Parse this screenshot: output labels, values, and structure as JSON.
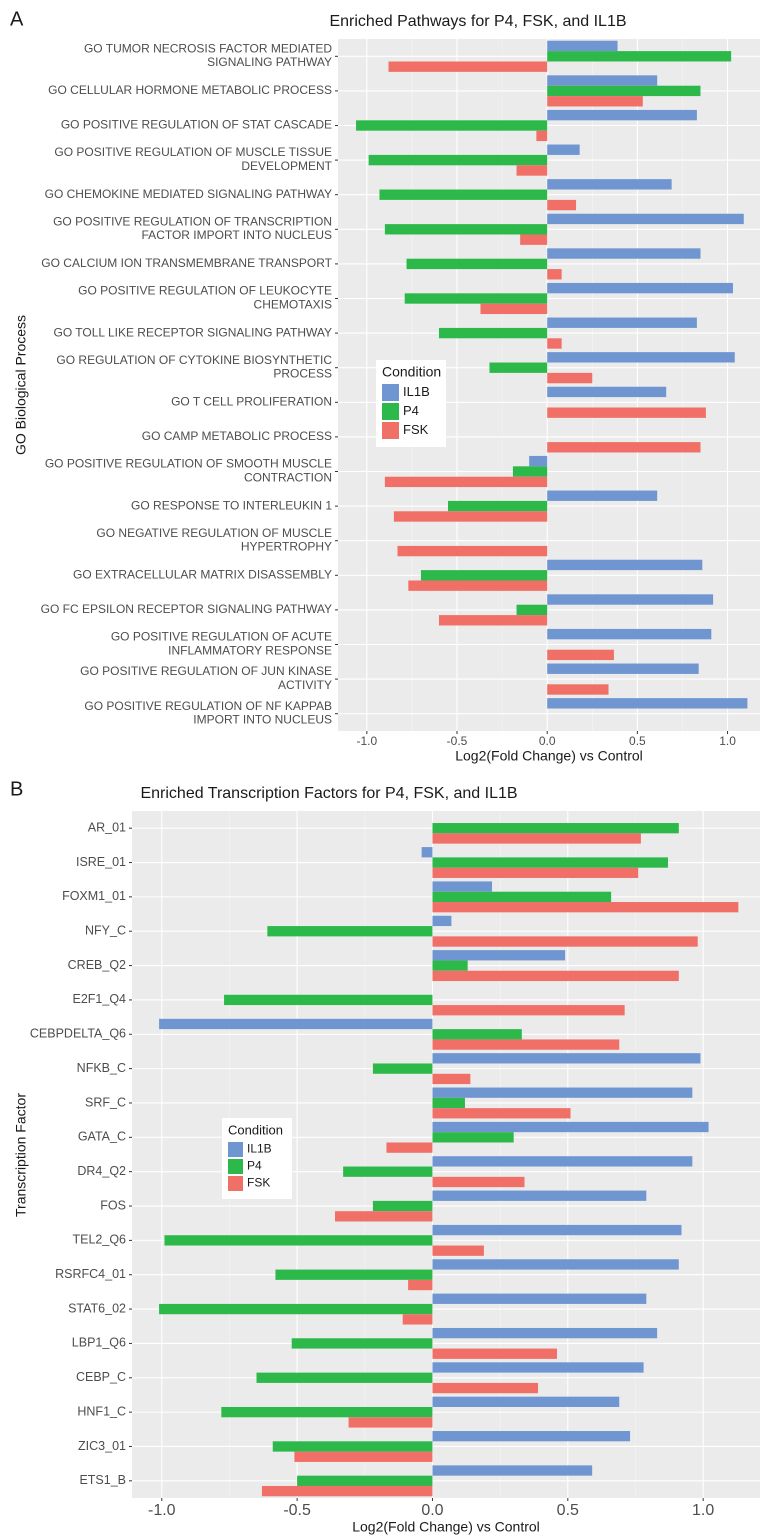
{
  "chart_data": [
    {
      "type": "bar",
      "orientation": "horizontal",
      "panel": "A",
      "title": "Enriched Pathways for P4, FSK, and IL1B",
      "xlabel": "Log2(Fold Change) vs Control",
      "ylabel": "GO Biological Process",
      "legend_title": "Condition",
      "grid": true,
      "xlim": [
        -1.16,
        1.18
      ],
      "xticks": [
        {
          "value": -1,
          "label": "-1.0"
        },
        -0.5,
        {
          "value": 0,
          "label": "0.0"
        },
        0.5,
        {
          "value": 1,
          "label": "1.0"
        }
      ],
      "categories": [
        "GO TUMOR NECROSIS FACTOR MEDIATED\nSIGNALING PATHWAY",
        "GO CELLULAR HORMONE METABOLIC PROCESS",
        "GO POSITIVE REGULATION OF STAT CASCADE",
        "GO POSITIVE REGULATION OF MUSCLE TISSUE\nDEVELOPMENT",
        "GO CHEMOKINE MEDIATED SIGNALING PATHWAY",
        "GO POSITIVE REGULATION OF TRANSCRIPTION\nFACTOR IMPORT INTO NUCLEUS",
        "GO CALCIUM ION TRANSMEMBRANE TRANSPORT",
        "GO POSITIVE REGULATION OF LEUKOCYTE\nCHEMOTAXIS",
        "GO TOLL LIKE RECEPTOR SIGNALING PATHWAY",
        "GO REGULATION OF CYTOKINE BIOSYNTHETIC\nPROCESS",
        "GO T CELL PROLIFERATION",
        "GO CAMP METABOLIC PROCESS",
        "GO POSITIVE REGULATION OF SMOOTH MUSCLE\nCONTRACTION",
        "GO RESPONSE TO INTERLEUKIN 1",
        "GO NEGATIVE REGULATION OF MUSCLE\nHYPERTROPHY",
        "GO EXTRACELLULAR MATRIX DISASSEMBLY",
        "GO FC EPSILON RECEPTOR SIGNALING PATHWAY",
        "GO POSITIVE REGULATION OF ACUTE\nINFLAMMATORY RESPONSE",
        "GO POSITIVE REGULATION OF JUN KINASE\nACTIVITY",
        "GO POSITIVE REGULATION OF NF KAPPAB\nIMPORT INTO NUCLEUS"
      ],
      "series": [
        {
          "name": "IL1B",
          "color": "#6f96d1",
          "values": [
            0.39,
            0.61,
            0.83,
            0.18,
            0.69,
            1.09,
            0.85,
            1.03,
            0.83,
            1.04,
            0.66,
            null,
            -0.1,
            0.61,
            null,
            0.86,
            0.92,
            0.91,
            0.84,
            1.11
          ]
        },
        {
          "name": "P4",
          "color": "#2db84a",
          "values": [
            1.02,
            0.85,
            -1.06,
            -0.99,
            -0.93,
            -0.9,
            -0.78,
            -0.79,
            -0.6,
            -0.32,
            null,
            null,
            -0.19,
            -0.55,
            null,
            -0.7,
            -0.17,
            null,
            null,
            null
          ]
        },
        {
          "name": "FSK",
          "color": "#f07068",
          "values": [
            -0.88,
            0.53,
            -0.06,
            -0.17,
            0.16,
            -0.15,
            0.08,
            -0.37,
            0.08,
            0.25,
            0.88,
            0.85,
            -0.9,
            -0.85,
            -0.83,
            -0.77,
            -0.6,
            0.37,
            0.34,
            null
          ]
        }
      ]
    },
    {
      "type": "bar",
      "orientation": "horizontal",
      "panel": "B",
      "title": "Enriched Transcription Factors for P4, FSK, and IL1B",
      "xlabel": "Log2(Fold Change) vs Control",
      "ylabel": "Transcription Factor",
      "legend_title": "Condition",
      "grid": true,
      "xlim": [
        -1.11,
        1.21
      ],
      "xticks": [
        {
          "value": -1,
          "label": "-1.0"
        },
        -0.5,
        {
          "value": 0,
          "label": "0.0"
        },
        0.5,
        {
          "value": 1,
          "label": "1.0"
        }
      ],
      "categories": [
        "AR_01",
        "ISRE_01",
        "FOXM1_01",
        "NFY_C",
        "CREB_Q2",
        "E2F1_Q4",
        "CEBPDELTA_Q6",
        "NFKB_C",
        "SRF_C",
        "GATA_C",
        "DR4_Q2",
        "FOS",
        "TEL2_Q6",
        "RSRFC4_01",
        "STAT6_02",
        "LBP1_Q6",
        "CEBP_C",
        "HNF1_C",
        "ZIC3_01",
        "ETS1_B"
      ],
      "series": [
        {
          "name": "IL1B",
          "color": "#6f96d1",
          "values": [
            null,
            -0.04,
            0.22,
            0.07,
            0.49,
            null,
            -1.01,
            0.99,
            0.96,
            1.02,
            0.96,
            0.79,
            0.92,
            0.91,
            0.79,
            0.83,
            0.78,
            0.69,
            0.73,
            0.59
          ]
        },
        {
          "name": "P4",
          "color": "#2db84a",
          "values": [
            0.91,
            0.87,
            0.66,
            -0.61,
            0.13,
            -0.77,
            0.33,
            -0.22,
            0.12,
            0.3,
            -0.33,
            -0.22,
            -0.99,
            -0.58,
            -1.01,
            -0.52,
            -0.65,
            -0.78,
            -0.59,
            -0.5
          ]
        },
        {
          "name": "FSK",
          "color": "#f07068",
          "values": [
            0.77,
            0.76,
            1.13,
            0.98,
            0.91,
            0.71,
            0.69,
            0.14,
            0.51,
            -0.17,
            0.34,
            -0.36,
            0.19,
            -0.09,
            -0.11,
            0.46,
            0.39,
            -0.31,
            -0.51,
            -0.63
          ]
        }
      ]
    }
  ]
}
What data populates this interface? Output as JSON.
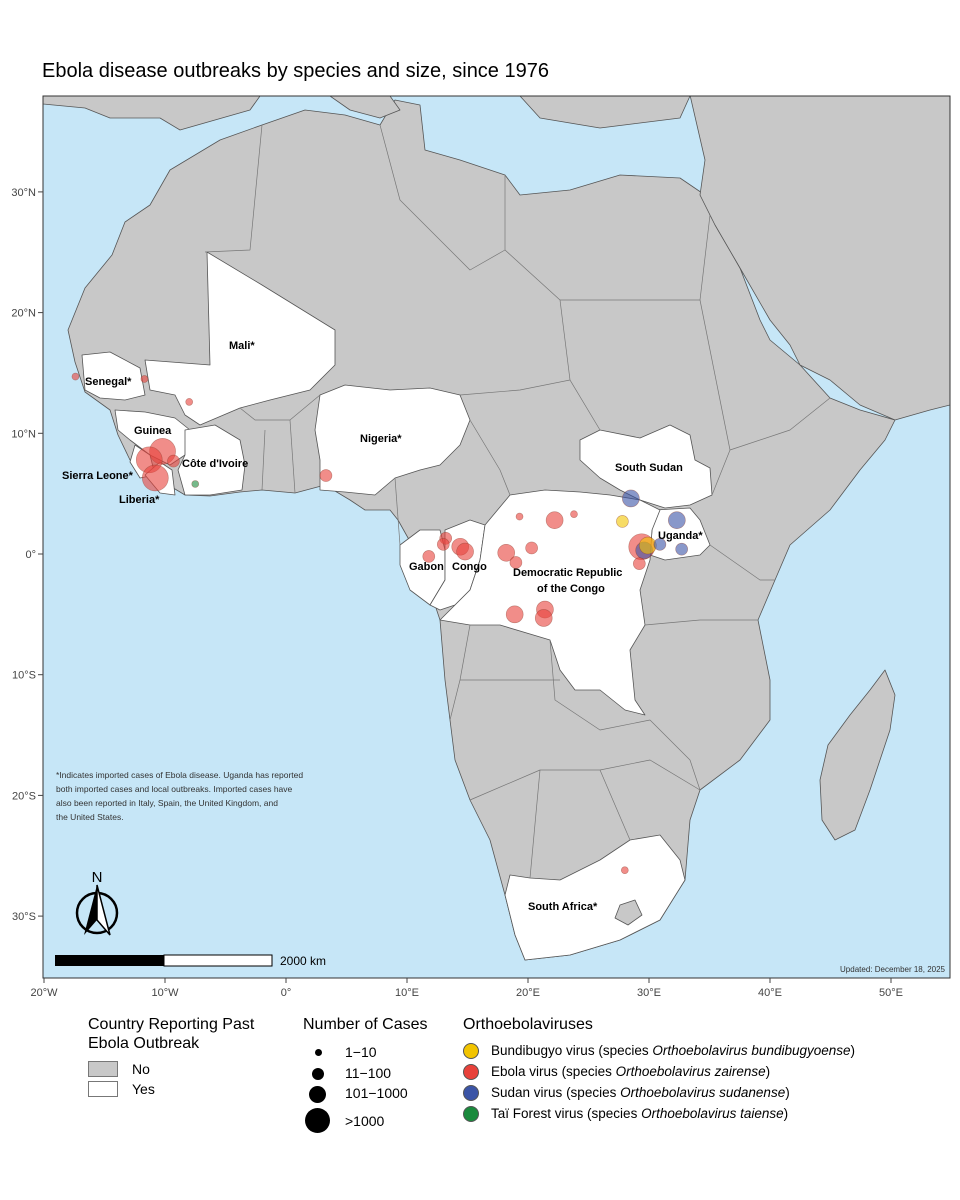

□ □ □

[Instructions for the task]:
Type out all the records verbatim, minus images.

[Solved problem]:
Parse this screenshot: output labels, values, and structure as JSON.
{
  "chart_data": [
    {
      "type": "bar",
      "orientation": "horizontal",
      "panel": "A",
      "title": "Enriched Pathways for P4, FSK, and IL1B",
      "xlabel": "Log2(Fold Change) vs Control",
      "ylabel": "GO Biological Process",
      "legend_title": "Condition",
      "grid": true,
      "xlim": [
        -1.16,
        1.18
      ],
      "xticks": [
        {
          "value": -1,
          "label": "-1.0"
        },
        -0.5,
        {
          "value": 0,
          "label": "0.0"
        },
        0.5,
        {
          "value": 1,
          "label": "1.0"
        }
      ],
      "categories": [
        "GO TUMOR NECROSIS FACTOR MEDIATED\nSIGNALING PATHWAY",
        "GO CELLULAR HORMONE METABOLIC PROCESS",
        "GO POSITIVE REGULATION OF STAT CASCADE",
        "GO POSITIVE REGULATION OF MUSCLE TISSUE\nDEVELOPMENT",
        "GO CHEMOKINE MEDIATED SIGNALING PATHWAY",
        "GO POSITIVE REGULATION OF TRANSCRIPTION\nFACTOR IMPORT INTO NUCLEUS",
        "GO CALCIUM ION TRANSMEMBRANE TRANSPORT",
        "GO POSITIVE REGULATION OF LEUKOCYTE\nCHEMOTAXIS",
        "GO TOLL LIKE RECEPTOR SIGNALING PATHWAY",
        "GO REGULATION OF CYTOKINE BIOSYNTHETIC\nPROCESS",
        "GO T CELL PROLIFERATION",
        "GO CAMP METABOLIC PROCESS",
        "GO POSITIVE REGULATION OF SMOOTH MUSCLE\nCONTRACTION",
        "GO RESPONSE TO INTERLEUKIN 1",
        "GO NEGATIVE REGULATION OF MUSCLE\nHYPERTROPHY",
        "GO EXTRACELLULAR MATRIX DISASSEMBLY",
        "GO FC EPSILON RECEPTOR SIGNALING PATHWAY",
        "GO POSITIVE REGULATION OF ACUTE\nINFLAMMATORY RESPONSE",
        "GO POSITIVE REGULATION OF JUN KINASE\nACTIVITY",
        "GO POSITIVE REGULATION OF NF KAPPAB\nIMPORT INTO NUCLEUS"
      ],
      "series": [
        {
          "name": "IL1B",
          "color": "#6f96d1",
          "values": [
            0.39,
            0.61,
            0.83,
            0.18,
            0.69,
            1.09,
            0.85,
            1.03,
            0.83,
            1.04,
            0.66,
            null,
            -0.1,
            0.61,
            null,
            0.86,
            0.92,
            0.91,
            0.84,
            1.11
          ]
        },
        {
          "name": "P4",
          "color": "#2db84a",
          "values": [
            1.02,
            0.85,
            -1.06,
            -0.99,
            -0.93,
            -0.9,
            -0.78,
            -0.79,
            -0.6,
            -0.32,
            null,
            null,
            -0.19,
            -0.55,
            null,
            -0.7,
            -0.17,
            null,
            null,
            null
          ]
        },
        {
          "name": "FSK",
          "color": "#f07068",
          "values": [
            -0.88,
            0.53,
            -0.06,
            -0.17,
            0.16,
            -0.15,
            0.08,
            -0.37,
            0.08,
            0.25,
            0.88,
            0.85,
            -0.9,
            -0.85,
            -0.83,
            -0.77,
            -0.6,
            0.37,
            0.34,
            null
          ]
        }
      ]
    },
    {
      "type": "bar",
      "orientation": "horizontal",
      "panel": "B",
      "title": "Enriched Transcription Factors for P4, FSK, and IL1B",
      "xlabel": "Log2(Fold Change) vs Control",
      "ylabel": "Transcription Factor",
      "legend_title": "Condition",
      "grid": true,
      "xlim": [
        -1.11,
        1.21
      ],
      "xticks": [
        {
          "value": -1,
          "label": "-1.0"
        },
        -0.5,
        {
          "value": 0,
          "label": "0.0"
        },
        0.5,
        {
          "value": 1,
          "label": "1.0"
        }
      ],
      "categories": [
        "AR_01",
        "ISRE_01",
        "FOXM1_01",
        "NFY_C",
        "CREB_Q2",
        "E2F1_Q4",
        "CEBPDELTA_Q6",
        "NFKB_C",
        "SRF_C",
        "GATA_C",
        "DR4_Q2",
        "FOS",
        "TEL2_Q6",
        "RSRFC4_01",
        "STAT6_02",
        "LBP1_Q6",
        "CEBP_C",
        "HNF1_C",
        "ZIC3_01",
        "ETS1_B"
      ],
      "series": [
        {
          "name": "IL1B",
          "color": "#6f96d1",
          "values": [
            null,
            -0.04,
            0.22,
            0.07,
            0.49,
            null,
            -1.01,
            0.99,
            0.96,
            1.02,
            0.96,
            0.79,
            0.92,
            0.91,
            0.79,
            0.83,
            0.78,
            0.69,
            0.73,
            0.59
          ]
        },
        {
          "name": "P4",
          "color": "#2db84a",
          "values": [
            0.91,
            0.87,
            0.66,
            -0.61,
            0.13,
            -0.77,
            0.33,
            -0.22,
            0.12,
            0.3,
            -0.33,
            -0.22,
            -0.99,
            -0.58,
            -1.01,
            -0.52,
            -0.65,
            -0.78,
            -0.59,
            -0.5
          ]
        },
        {
          "name": "FSK",
          "color": "#f07068",
          "values": [
            0.77,
            0.76,
            1.13,
            0.98,
            0.91,
            0.71,
            0.69,
            0.14,
            0.51,
            -0.17,
            0.34,
            -0.36,
            0.19,
            -0.09,
            -0.11,
            0.46,
            0.39,
            -0.31,
            -0.51,
            -0.63
          ]
        }
      ]
    }
  ]
}
What data populates this interface? Output as JSON.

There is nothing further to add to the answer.